(Directions): Below is a listing. Gather each line of it that contains "labels".

(Data shown):
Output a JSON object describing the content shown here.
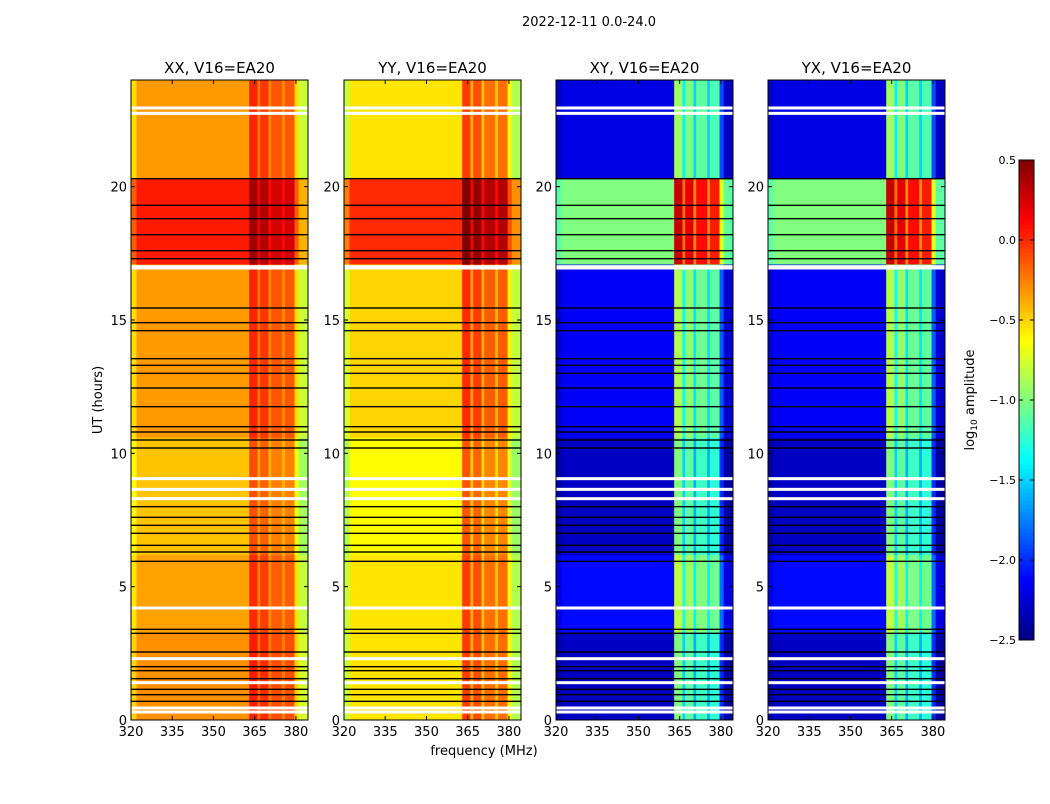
{
  "chart_data": {
    "type": "heatmap",
    "title": "2022-12-11 0.0-24.0",
    "xlabel": "frequency (MHz)",
    "ylabel": "UT (hours)",
    "xlim": [
      320,
      384.4
    ],
    "ylim": [
      0,
      24
    ],
    "xticks": [
      320,
      335,
      350,
      365,
      380
    ],
    "yticks": [
      0,
      5,
      10,
      15,
      20
    ],
    "colorbar": {
      "label": "log10 amplitude",
      "label_base": "log",
      "label_sub": "10",
      "label_rest": " amplitude",
      "range": [
        -2.5,
        0.5
      ],
      "ticks": [
        "0.5",
        "0.0",
        "−0.5",
        "−1.0",
        "−1.5",
        "−2.0",
        "−2.5"
      ],
      "tick_values": [
        0.5,
        0,
        -0.5,
        -1,
        -1.5,
        -2,
        -2.5
      ],
      "colormap": "jet"
    },
    "flagged_hours_white": [
      0.3,
      0.45,
      1.4,
      2.3,
      4.2,
      8.3,
      8.65,
      9.05,
      16.95,
      17.0,
      22.75,
      22.95
    ],
    "black_line_hours": [
      0.7,
      0.95,
      1.15,
      1.55,
      1.85,
      2.0,
      2.55,
      3.25,
      3.4,
      5.95,
      6.3,
      6.55,
      7.0,
      7.3,
      7.6,
      8.0,
      10.2,
      10.5,
      10.8,
      11.0,
      11.75,
      12.45,
      13.0,
      13.3,
      13.55,
      14.6,
      14.9,
      15.45,
      17.3,
      17.6,
      18.2,
      18.8,
      19.3,
      20.3
    ],
    "panels": [
      {
        "title": "XX, V16=EA20",
        "cross": false,
        "segments": [
          [
            0,
            3.3,
            -0.3
          ],
          [
            3.3,
            6.2,
            -0.35
          ],
          [
            6.2,
            10.6,
            -0.45
          ],
          [
            10.6,
            17.1,
            -0.33
          ],
          [
            17.1,
            20.3,
            0.05
          ],
          [
            20.3,
            24,
            -0.33
          ]
        ],
        "columns": [
          [
            320,
            322,
            -0.2
          ],
          [
            322,
            363,
            0
          ],
          [
            363,
            366,
            0.35
          ],
          [
            366,
            367,
            0.1
          ],
          [
            367,
            370,
            0.3
          ],
          [
            370,
            371,
            0.05
          ],
          [
            371,
            375,
            0.2
          ],
          [
            375,
            376,
            0.05
          ],
          [
            376,
            379.5,
            0.2
          ],
          [
            379.5,
            381,
            -0.2
          ],
          [
            381,
            384.4,
            -0.45
          ]
        ]
      },
      {
        "title": "YY, V16=EA20",
        "cross": false,
        "segments": [
          [
            0,
            3.3,
            -0.55
          ],
          [
            3.3,
            6.2,
            -0.55
          ],
          [
            6.2,
            10.6,
            -0.62
          ],
          [
            10.6,
            17.1,
            -0.5
          ],
          [
            17.1,
            20.3,
            0.0
          ],
          [
            20.3,
            24,
            -0.55
          ]
        ],
        "columns": [
          [
            320,
            322,
            -0.25
          ],
          [
            322,
            363,
            0
          ],
          [
            363,
            366,
            0.5
          ],
          [
            366,
            367,
            0.15
          ],
          [
            367,
            370,
            0.45
          ],
          [
            370,
            371,
            0.1
          ],
          [
            371,
            375,
            0.35
          ],
          [
            375,
            376,
            0.1
          ],
          [
            376,
            379.5,
            0.35
          ],
          [
            379.5,
            381,
            -0.1
          ],
          [
            381,
            384.4,
            -0.3
          ]
        ]
      },
      {
        "title": "XY, V16=EA20",
        "cross": true,
        "segments": [
          [
            0,
            3.3,
            -2.3
          ],
          [
            3.3,
            6.2,
            -2.1
          ],
          [
            6.2,
            10.6,
            -2.3
          ],
          [
            10.6,
            17.1,
            -2.15
          ],
          [
            17.1,
            20.3,
            -1.0
          ],
          [
            20.3,
            24,
            -2.2
          ]
        ],
        "columns": [
          [
            320,
            322,
            -0.1
          ],
          [
            322,
            363,
            0
          ],
          [
            363,
            366,
            1.3
          ],
          [
            366,
            367,
            0.8
          ],
          [
            367,
            370,
            1.2
          ],
          [
            370,
            371,
            0.7
          ],
          [
            371,
            375,
            1.1
          ],
          [
            375,
            376,
            0.7
          ],
          [
            376,
            379.5,
            1.05
          ],
          [
            379.5,
            381,
            0.3
          ],
          [
            381,
            384.4,
            -0.1
          ]
        ]
      },
      {
        "title": "YX, V16=EA20",
        "cross": true,
        "segments": [
          [
            0,
            3.3,
            -2.3
          ],
          [
            3.3,
            6.2,
            -2.1
          ],
          [
            6.2,
            10.6,
            -2.3
          ],
          [
            10.6,
            17.1,
            -2.15
          ],
          [
            17.1,
            20.3,
            -1.0
          ],
          [
            20.3,
            24,
            -2.2
          ]
        ],
        "columns": [
          [
            320,
            322,
            -0.1
          ],
          [
            322,
            363,
            0
          ],
          [
            363,
            366,
            1.3
          ],
          [
            366,
            367,
            0.8
          ],
          [
            367,
            370,
            1.2
          ],
          [
            370,
            371,
            0.7
          ],
          [
            371,
            375,
            1.1
          ],
          [
            375,
            376,
            0.7
          ],
          [
            376,
            379.5,
            1.05
          ],
          [
            379.5,
            381,
            0.3
          ],
          [
            381,
            384.4,
            -0.1
          ]
        ]
      }
    ]
  }
}
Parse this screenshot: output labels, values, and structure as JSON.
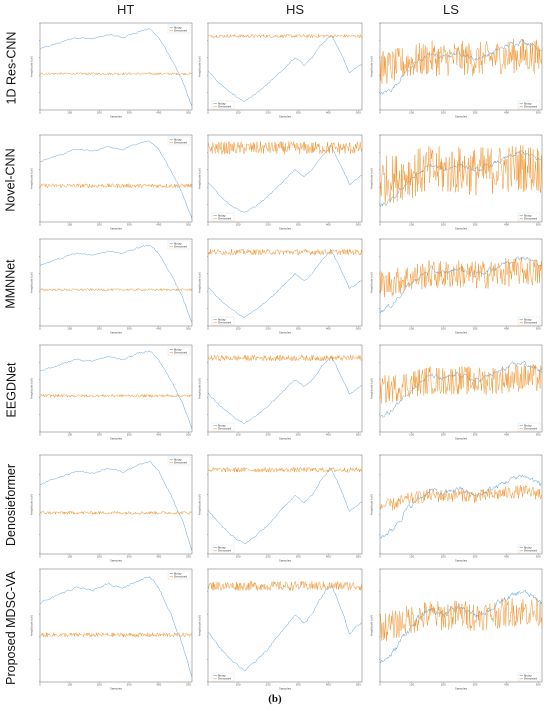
{
  "figure_label": "(b)",
  "columns": [
    "HT",
    "HS",
    "LS"
  ],
  "rows": [
    "1D Res-CNN",
    "Novel-CNN",
    "MMNNet",
    "EEGDNet",
    "Denosieformer",
    "Proposed MDSC-VA"
  ],
  "colors": {
    "noisy": "#5b9fd6",
    "denoised": "#f0922c"
  },
  "chart_data": {
    "type": "line",
    "layout": "6x3 grid of small line plots",
    "legend": {
      "entries": [
        "Noisy",
        "Denoised"
      ],
      "placement_ht": "top-right",
      "placement_hs": "bottom-left",
      "placement_ls": "bottom-right"
    },
    "xlabel": "Samples",
    "ylabel": "Amplitude (uV)",
    "x_ticks": [
      0,
      100,
      200,
      300,
      400,
      500
    ],
    "xlim": [
      0,
      512
    ],
    "columns": {
      "HT": {
        "ylim": [
          -3,
          3
        ],
        "noisy_shape": [
          {
            "x": 0,
            "y": 1.2
          },
          {
            "x": 60,
            "y": 1.6
          },
          {
            "x": 120,
            "y": 2.0
          },
          {
            "x": 180,
            "y": 1.9
          },
          {
            "x": 230,
            "y": 2.2
          },
          {
            "x": 280,
            "y": 2.0
          },
          {
            "x": 330,
            "y": 2.4
          },
          {
            "x": 370,
            "y": 2.6
          },
          {
            "x": 400,
            "y": 2.0
          },
          {
            "x": 440,
            "y": 0.6
          },
          {
            "x": 480,
            "y": -1.0
          },
          {
            "x": 512,
            "y": -2.8
          }
        ],
        "denoised_level": -0.5
      },
      "HS": {
        "ylim": [
          -3,
          3
        ],
        "noisy_shape": [
          {
            "x": 0,
            "y": -0.3
          },
          {
            "x": 40,
            "y": -1.2
          },
          {
            "x": 80,
            "y": -1.9
          },
          {
            "x": 120,
            "y": -2.4
          },
          {
            "x": 160,
            "y": -1.9
          },
          {
            "x": 200,
            "y": -1.2
          },
          {
            "x": 250,
            "y": -0.2
          },
          {
            "x": 290,
            "y": 0.6
          },
          {
            "x": 320,
            "y": 0.1
          },
          {
            "x": 350,
            "y": 0.7
          },
          {
            "x": 380,
            "y": 1.6
          },
          {
            "x": 410,
            "y": 2.2
          },
          {
            "x": 440,
            "y": 1.0
          },
          {
            "x": 470,
            "y": -0.4
          },
          {
            "x": 512,
            "y": 0.2
          }
        ],
        "denoised_level": 2.1
      },
      "LS": {
        "ylim": [
          -3,
          3
        ],
        "noisy_shape": [
          {
            "x": 0,
            "y": -2.0
          },
          {
            "x": 40,
            "y": -1.5
          },
          {
            "x": 80,
            "y": -0.4
          },
          {
            "x": 120,
            "y": 0.3
          },
          {
            "x": 160,
            "y": 0.9
          },
          {
            "x": 200,
            "y": 0.6
          },
          {
            "x": 250,
            "y": 1.0
          },
          {
            "x": 300,
            "y": 0.5
          },
          {
            "x": 350,
            "y": 0.9
          },
          {
            "x": 400,
            "y": 1.4
          },
          {
            "x": 450,
            "y": 1.8
          },
          {
            "x": 512,
            "y": 1.2
          }
        ],
        "denoised_level": 0.6
      }
    },
    "series": [
      {
        "row": "1D Res-CNN",
        "HT_amp": 0.08,
        "HS_amp": 0.12,
        "LS_amp": 1.2
      },
      {
        "row": "Novel-CNN",
        "HT_amp": 0.15,
        "HS_amp": 0.45,
        "LS_amp": 1.7
      },
      {
        "row": "MMNNet",
        "HT_amp": 0.08,
        "HS_amp": 0.2,
        "LS_amp": 1.0
      },
      {
        "row": "EEGDNet",
        "HT_amp": 0.1,
        "HS_amp": 0.2,
        "LS_amp": 1.0
      },
      {
        "row": "Denosieformer",
        "HT_amp": 0.1,
        "HS_amp": 0.15,
        "LS_amp": 0.4
      },
      {
        "row": "Proposed MDSC-VA",
        "HT_amp": 0.12,
        "HS_amp": 0.25,
        "LS_amp": 0.8
      }
    ]
  }
}
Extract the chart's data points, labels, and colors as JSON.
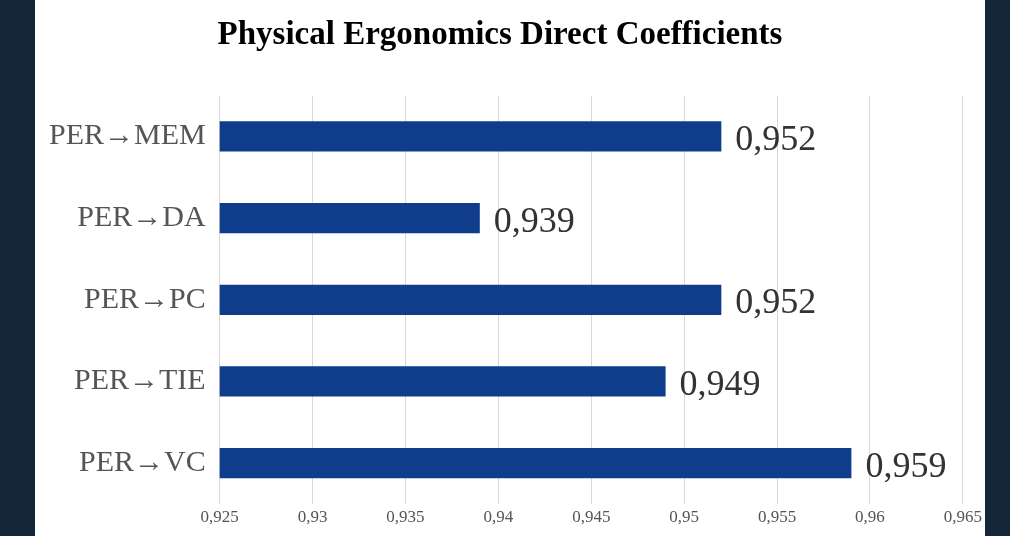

(Task answer):
Parse this screenshot: output labels, values, and structure as JSON.
Extract the chart's data points, labels, and colors as JSON.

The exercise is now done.